** Begin RECORDS FOR THE EXERCISE **

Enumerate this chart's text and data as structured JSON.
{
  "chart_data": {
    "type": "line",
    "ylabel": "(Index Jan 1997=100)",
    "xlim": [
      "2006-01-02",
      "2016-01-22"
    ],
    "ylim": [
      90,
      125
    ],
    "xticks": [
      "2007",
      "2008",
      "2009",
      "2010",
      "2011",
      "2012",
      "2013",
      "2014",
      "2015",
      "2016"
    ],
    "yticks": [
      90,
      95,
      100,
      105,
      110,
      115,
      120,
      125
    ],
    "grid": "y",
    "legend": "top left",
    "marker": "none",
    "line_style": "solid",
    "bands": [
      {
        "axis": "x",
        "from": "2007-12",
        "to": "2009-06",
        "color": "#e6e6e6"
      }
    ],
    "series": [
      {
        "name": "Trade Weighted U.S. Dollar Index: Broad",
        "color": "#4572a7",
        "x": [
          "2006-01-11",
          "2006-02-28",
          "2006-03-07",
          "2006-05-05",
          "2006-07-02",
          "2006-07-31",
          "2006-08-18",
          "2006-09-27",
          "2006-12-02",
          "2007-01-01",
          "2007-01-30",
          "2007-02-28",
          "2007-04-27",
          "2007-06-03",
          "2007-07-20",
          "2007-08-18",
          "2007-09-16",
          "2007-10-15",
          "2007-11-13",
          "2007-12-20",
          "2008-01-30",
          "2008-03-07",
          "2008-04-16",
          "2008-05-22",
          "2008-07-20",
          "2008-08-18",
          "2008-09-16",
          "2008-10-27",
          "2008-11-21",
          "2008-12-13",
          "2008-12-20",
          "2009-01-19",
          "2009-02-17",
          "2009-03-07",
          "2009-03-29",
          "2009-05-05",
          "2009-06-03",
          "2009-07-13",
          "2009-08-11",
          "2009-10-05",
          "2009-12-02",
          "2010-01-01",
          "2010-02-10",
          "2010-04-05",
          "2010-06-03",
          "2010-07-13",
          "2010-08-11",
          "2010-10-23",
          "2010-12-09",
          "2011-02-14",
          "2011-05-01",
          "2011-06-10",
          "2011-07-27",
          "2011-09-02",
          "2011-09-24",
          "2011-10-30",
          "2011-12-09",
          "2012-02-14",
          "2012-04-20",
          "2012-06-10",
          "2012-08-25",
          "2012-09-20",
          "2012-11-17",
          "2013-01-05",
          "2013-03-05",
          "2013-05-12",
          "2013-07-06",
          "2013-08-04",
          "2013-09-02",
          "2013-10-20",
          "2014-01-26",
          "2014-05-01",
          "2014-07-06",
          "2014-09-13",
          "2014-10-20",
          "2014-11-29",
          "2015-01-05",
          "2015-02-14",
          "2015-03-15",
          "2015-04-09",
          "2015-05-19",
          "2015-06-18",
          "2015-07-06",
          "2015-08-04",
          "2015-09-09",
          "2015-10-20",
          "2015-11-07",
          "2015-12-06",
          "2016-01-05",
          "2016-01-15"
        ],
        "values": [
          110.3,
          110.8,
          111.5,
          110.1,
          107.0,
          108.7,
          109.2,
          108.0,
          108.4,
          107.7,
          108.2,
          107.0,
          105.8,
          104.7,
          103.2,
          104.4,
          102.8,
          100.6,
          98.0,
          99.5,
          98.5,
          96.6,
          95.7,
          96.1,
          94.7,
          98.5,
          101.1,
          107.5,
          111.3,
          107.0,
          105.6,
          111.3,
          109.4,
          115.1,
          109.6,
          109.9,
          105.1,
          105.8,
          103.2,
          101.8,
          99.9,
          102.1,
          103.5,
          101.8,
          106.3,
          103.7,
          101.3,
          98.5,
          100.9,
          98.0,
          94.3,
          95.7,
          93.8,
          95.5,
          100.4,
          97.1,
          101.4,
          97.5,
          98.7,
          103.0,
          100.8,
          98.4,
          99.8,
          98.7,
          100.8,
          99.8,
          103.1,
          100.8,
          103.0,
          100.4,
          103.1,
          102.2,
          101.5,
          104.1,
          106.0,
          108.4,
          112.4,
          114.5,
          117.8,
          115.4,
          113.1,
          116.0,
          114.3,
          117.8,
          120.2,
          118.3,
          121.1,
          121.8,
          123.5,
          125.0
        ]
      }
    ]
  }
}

** End RECORDS FOR THE EXERCISE **

== WORK TO DO ==
Return the listing above in full, character for character.

== EXERCISE ANSWER ==
Enumerate this chart's text and data as structured JSON.
{
  "chart_data": {
    "type": "line",
    "ylabel": "(Index Jan 1997=100)",
    "xlim": [
      "2006-01-02",
      "2016-01-22"
    ],
    "ylim": [
      90,
      125
    ],
    "xticks": [
      "2007",
      "2008",
      "2009",
      "2010",
      "2011",
      "2012",
      "2013",
      "2014",
      "2015",
      "2016"
    ],
    "yticks": [
      90,
      95,
      100,
      105,
      110,
      115,
      120,
      125
    ],
    "grid": "y",
    "legend": "top left",
    "marker": "none",
    "line_style": "solid",
    "bands": [
      {
        "axis": "x",
        "from": "2007-12",
        "to": "2009-06",
        "color": "#e6e6e6"
      }
    ],
    "series": [
      {
        "name": "Trade Weighted U.S. Dollar Index: Broad",
        "color": "#4572a7",
        "x": [
          "2006-01-11",
          "2006-02-28",
          "2006-03-07",
          "2006-05-05",
          "2006-07-02",
          "2006-07-31",
          "2006-08-18",
          "2006-09-27",
          "2006-12-02",
          "2007-01-01",
          "2007-01-30",
          "2007-02-28",
          "2007-04-27",
          "2007-06-03",
          "2007-07-20",
          "2007-08-18",
          "2007-09-16",
          "2007-10-15",
          "2007-11-13",
          "2007-12-20",
          "2008-01-30",
          "2008-03-07",
          "2008-04-16",
          "2008-05-22",
          "2008-07-20",
          "2008-08-18",
          "2008-09-16",
          "2008-10-27",
          "2008-11-21",
          "2008-12-13",
          "2008-12-20",
          "2009-01-19",
          "2009-02-17",
          "2009-03-07",
          "2009-03-29",
          "2009-05-05",
          "2009-06-03",
          "2009-07-13",
          "2009-08-11",
          "2009-10-05",
          "2009-12-02",
          "2010-01-01",
          "2010-02-10",
          "2010-04-05",
          "2010-06-03",
          "2010-07-13",
          "2010-08-11",
          "2010-10-23",
          "2010-12-09",
          "2011-02-14",
          "2011-05-01",
          "2011-06-10",
          "2011-07-27",
          "2011-09-02",
          "2011-09-24",
          "2011-10-30",
          "2011-12-09",
          "2012-02-14",
          "2012-04-20",
          "2012-06-10",
          "2012-08-25",
          "2012-09-20",
          "2012-11-17",
          "2013-01-05",
          "2013-03-05",
          "2013-05-12",
          "2013-07-06",
          "2013-08-04",
          "2013-09-02",
          "2013-10-20",
          "2014-01-26",
          "2014-05-01",
          "2014-07-06",
          "2014-09-13",
          "2014-10-20",
          "2014-11-29",
          "2015-01-05",
          "2015-02-14",
          "2015-03-15",
          "2015-04-09",
          "2015-05-19",
          "2015-06-18",
          "2015-07-06",
          "2015-08-04",
          "2015-09-09",
          "2015-10-20",
          "2015-11-07",
          "2015-12-06",
          "2016-01-05",
          "2016-01-15"
        ],
        "values": [
          110.3,
          110.8,
          111.5,
          110.1,
          107.0,
          108.7,
          109.2,
          108.0,
          108.4,
          107.7,
          108.2,
          107.0,
          105.8,
          104.7,
          103.2,
          104.4,
          102.8,
          100.6,
          98.0,
          99.5,
          98.5,
          96.6,
          95.7,
          96.1,
          94.7,
          98.5,
          101.1,
          107.5,
          111.3,
          107.0,
          105.6,
          111.3,
          109.4,
          115.1,
          109.6,
          109.9,
          105.1,
          105.8,
          103.2,
          101.8,
          99.9,
          102.1,
          103.5,
          101.8,
          106.3,
          103.7,
          101.3,
          98.5,
          100.9,
          98.0,
          94.3,
          95.7,
          93.8,
          95.5,
          100.4,
          97.1,
          101.4,
          97.5,
          98.7,
          103.0,
          100.8,
          98.4,
          99.8,
          98.7,
          100.8,
          99.8,
          103.1,
          100.8,
          103.0,
          100.4,
          103.1,
          102.2,
          101.5,
          104.1,
          106.0,
          108.4,
          112.4,
          114.5,
          117.8,
          115.4,
          113.1,
          116.0,
          114.3,
          117.8,
          120.2,
          118.3,
          121.1,
          121.8,
          123.5,
          125.0
        ]
      }
    ]
  }
}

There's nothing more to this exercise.